§ **What is asked**:
Work out how many lines of the records hold the string "this", and reply with that number alone.

§ **Supplied material**:
Start

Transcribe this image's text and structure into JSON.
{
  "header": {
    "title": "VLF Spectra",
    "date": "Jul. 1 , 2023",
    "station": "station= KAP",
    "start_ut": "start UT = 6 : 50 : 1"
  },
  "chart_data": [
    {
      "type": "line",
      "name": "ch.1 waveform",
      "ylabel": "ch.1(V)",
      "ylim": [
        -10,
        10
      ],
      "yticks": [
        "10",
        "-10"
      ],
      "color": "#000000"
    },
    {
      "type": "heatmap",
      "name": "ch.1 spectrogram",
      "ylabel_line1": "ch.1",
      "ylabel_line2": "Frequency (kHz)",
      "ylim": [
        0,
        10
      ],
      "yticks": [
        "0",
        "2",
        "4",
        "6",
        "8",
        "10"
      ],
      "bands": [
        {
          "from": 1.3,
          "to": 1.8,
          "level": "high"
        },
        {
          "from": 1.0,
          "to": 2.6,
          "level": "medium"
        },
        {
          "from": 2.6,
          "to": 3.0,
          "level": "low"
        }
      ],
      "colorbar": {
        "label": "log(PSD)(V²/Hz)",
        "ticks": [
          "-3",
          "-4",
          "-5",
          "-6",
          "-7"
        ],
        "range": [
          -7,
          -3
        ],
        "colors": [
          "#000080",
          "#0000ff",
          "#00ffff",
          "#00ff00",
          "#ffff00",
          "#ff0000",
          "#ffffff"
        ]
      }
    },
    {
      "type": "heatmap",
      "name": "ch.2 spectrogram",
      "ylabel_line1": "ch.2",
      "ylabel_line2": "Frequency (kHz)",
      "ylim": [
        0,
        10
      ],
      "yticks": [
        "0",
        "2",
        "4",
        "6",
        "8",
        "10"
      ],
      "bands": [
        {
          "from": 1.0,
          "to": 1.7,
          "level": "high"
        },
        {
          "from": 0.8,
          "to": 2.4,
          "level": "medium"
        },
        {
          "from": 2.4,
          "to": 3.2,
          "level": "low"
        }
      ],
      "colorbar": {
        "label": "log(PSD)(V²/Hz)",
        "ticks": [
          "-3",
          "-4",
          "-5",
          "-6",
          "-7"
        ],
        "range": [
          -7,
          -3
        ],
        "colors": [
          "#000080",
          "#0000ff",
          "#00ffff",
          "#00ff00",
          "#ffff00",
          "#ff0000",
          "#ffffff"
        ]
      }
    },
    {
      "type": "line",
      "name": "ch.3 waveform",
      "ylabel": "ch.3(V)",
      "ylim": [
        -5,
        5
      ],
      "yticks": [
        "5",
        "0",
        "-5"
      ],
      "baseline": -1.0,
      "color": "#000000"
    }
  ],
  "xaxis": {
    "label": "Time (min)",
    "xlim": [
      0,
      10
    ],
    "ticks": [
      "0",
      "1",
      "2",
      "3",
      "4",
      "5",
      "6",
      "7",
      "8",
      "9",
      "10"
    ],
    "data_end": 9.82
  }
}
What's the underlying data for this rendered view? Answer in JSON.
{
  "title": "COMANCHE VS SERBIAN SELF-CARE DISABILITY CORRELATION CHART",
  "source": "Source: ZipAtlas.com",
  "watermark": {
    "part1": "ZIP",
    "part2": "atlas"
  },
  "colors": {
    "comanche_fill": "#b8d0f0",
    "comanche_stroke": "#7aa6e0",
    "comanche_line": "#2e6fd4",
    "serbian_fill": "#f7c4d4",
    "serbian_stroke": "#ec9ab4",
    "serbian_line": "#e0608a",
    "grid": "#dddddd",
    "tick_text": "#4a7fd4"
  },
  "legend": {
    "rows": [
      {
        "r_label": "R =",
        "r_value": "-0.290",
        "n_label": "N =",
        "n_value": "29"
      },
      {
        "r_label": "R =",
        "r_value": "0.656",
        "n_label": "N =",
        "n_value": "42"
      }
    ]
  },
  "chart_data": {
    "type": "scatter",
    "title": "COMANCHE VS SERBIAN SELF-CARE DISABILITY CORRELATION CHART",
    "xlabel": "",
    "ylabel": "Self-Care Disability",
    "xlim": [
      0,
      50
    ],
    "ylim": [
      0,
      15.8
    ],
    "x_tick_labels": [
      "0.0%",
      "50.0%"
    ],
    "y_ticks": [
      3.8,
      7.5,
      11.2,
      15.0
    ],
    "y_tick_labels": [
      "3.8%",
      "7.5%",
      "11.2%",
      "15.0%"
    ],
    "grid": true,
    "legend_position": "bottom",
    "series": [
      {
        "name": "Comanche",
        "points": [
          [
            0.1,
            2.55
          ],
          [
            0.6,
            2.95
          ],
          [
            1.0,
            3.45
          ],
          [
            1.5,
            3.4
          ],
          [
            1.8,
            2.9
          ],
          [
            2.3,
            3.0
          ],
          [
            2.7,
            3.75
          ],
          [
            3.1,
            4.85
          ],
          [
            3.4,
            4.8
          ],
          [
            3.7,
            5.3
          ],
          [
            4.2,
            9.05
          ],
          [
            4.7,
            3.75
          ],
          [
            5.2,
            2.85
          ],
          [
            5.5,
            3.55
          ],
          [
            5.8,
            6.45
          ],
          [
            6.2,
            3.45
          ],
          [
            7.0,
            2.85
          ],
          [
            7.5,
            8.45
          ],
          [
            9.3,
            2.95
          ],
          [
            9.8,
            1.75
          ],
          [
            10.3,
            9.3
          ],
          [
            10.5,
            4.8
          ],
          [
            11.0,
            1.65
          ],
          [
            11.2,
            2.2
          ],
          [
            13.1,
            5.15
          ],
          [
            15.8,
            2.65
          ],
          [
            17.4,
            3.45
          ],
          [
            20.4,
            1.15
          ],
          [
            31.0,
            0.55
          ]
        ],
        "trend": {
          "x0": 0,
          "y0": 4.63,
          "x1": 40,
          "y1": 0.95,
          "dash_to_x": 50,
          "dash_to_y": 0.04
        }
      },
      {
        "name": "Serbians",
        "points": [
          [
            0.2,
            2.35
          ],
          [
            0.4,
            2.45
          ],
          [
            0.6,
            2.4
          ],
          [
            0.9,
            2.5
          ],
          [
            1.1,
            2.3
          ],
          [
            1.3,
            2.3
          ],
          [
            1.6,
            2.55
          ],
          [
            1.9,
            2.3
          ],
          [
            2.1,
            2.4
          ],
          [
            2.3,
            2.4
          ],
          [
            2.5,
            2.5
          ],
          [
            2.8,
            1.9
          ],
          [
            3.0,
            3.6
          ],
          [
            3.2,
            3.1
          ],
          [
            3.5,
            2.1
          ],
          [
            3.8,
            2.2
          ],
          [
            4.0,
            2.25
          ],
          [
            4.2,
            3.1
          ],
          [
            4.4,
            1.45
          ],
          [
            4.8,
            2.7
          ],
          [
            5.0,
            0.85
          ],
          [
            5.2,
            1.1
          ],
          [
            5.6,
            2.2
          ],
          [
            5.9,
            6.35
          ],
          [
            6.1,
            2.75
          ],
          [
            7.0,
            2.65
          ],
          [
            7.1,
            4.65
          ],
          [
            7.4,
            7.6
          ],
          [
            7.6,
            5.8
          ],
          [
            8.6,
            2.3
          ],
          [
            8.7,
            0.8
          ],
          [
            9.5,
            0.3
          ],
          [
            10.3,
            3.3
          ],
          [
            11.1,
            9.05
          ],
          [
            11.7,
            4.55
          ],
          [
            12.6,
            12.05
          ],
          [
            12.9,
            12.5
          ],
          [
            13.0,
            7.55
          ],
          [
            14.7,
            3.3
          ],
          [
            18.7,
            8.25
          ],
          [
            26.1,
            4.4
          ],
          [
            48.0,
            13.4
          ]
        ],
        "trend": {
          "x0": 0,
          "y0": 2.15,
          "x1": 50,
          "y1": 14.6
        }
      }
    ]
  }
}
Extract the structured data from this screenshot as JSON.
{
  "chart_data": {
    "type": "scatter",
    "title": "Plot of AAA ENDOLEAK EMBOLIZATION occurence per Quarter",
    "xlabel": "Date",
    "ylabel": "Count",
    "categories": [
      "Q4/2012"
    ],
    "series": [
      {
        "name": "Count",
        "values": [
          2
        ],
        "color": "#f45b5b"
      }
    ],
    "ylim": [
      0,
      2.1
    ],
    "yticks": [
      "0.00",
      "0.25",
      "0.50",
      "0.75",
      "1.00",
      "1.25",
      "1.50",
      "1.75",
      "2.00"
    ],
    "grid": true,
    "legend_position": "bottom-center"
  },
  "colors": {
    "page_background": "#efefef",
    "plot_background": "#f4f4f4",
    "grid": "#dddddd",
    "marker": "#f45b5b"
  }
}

End

§ **Exercise solution**:
3